STATED TASK:
Write out all entries word for word.
======== RECORDS ========
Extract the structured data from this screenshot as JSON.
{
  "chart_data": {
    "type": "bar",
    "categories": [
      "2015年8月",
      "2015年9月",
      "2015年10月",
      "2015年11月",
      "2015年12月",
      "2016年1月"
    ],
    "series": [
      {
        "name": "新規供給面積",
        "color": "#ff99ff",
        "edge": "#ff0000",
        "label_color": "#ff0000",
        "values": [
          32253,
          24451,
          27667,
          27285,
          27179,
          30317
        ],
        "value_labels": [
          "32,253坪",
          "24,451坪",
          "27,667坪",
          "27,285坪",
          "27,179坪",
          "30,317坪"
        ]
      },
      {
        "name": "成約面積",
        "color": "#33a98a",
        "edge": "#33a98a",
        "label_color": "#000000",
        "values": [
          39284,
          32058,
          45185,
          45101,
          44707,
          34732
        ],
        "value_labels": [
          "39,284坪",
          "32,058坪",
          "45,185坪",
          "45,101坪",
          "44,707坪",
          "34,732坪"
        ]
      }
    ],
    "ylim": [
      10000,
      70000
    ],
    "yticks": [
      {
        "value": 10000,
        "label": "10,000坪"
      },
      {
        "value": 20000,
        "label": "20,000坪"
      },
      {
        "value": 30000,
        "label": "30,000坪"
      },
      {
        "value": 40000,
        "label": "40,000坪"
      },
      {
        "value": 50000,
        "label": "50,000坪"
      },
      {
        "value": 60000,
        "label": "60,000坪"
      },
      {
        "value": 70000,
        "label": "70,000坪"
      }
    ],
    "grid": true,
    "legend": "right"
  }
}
========
ANSWER TO THIS PROBLEM:
Extract the structured data from this screenshot as JSON.
{
  "chart_data": {
    "type": "bar",
    "categories": [
      "2015年8月",
      "2015年9月",
      "2015年10月",
      "2015年11月",
      "2015年12月",
      "2016年1月"
    ],
    "series": [
      {
        "name": "新規供給面積",
        "color": "#ff99ff",
        "edge": "#ff0000",
        "label_color": "#ff0000",
        "values": [
          32253,
          24451,
          27667,
          27285,
          27179,
          30317
        ],
        "value_labels": [
          "32,253坪",
          "24,451坪",
          "27,667坪",
          "27,285坪",
          "27,179坪",
          "30,317坪"
        ]
      },
      {
        "name": "成約面積",
        "color": "#33a98a",
        "edge": "#33a98a",
        "label_color": "#000000",
        "values": [
          39284,
          32058,
          45185,
          45101,
          44707,
          34732
        ],
        "value_labels": [
          "39,284坪",
          "32,058坪",
          "45,185坪",
          "45,101坪",
          "44,707坪",
          "34,732坪"
        ]
      }
    ],
    "ylim": [
      10000,
      70000
    ],
    "yticks": [
      {
        "value": 10000,
        "label": "10,000坪"
      },
      {
        "value": 20000,
        "label": "20,000坪"
      },
      {
        "value": 30000,
        "label": "30,000坪"
      },
      {
        "value": 40000,
        "label": "40,000坪"
      },
      {
        "value": 50000,
        "label": "50,000坪"
      },
      {
        "value": 60000,
        "label": "60,000坪"
      },
      {
        "value": 70000,
        "label": "70,000坪"
      }
    ],
    "grid": true,
    "legend": "right"
  }
}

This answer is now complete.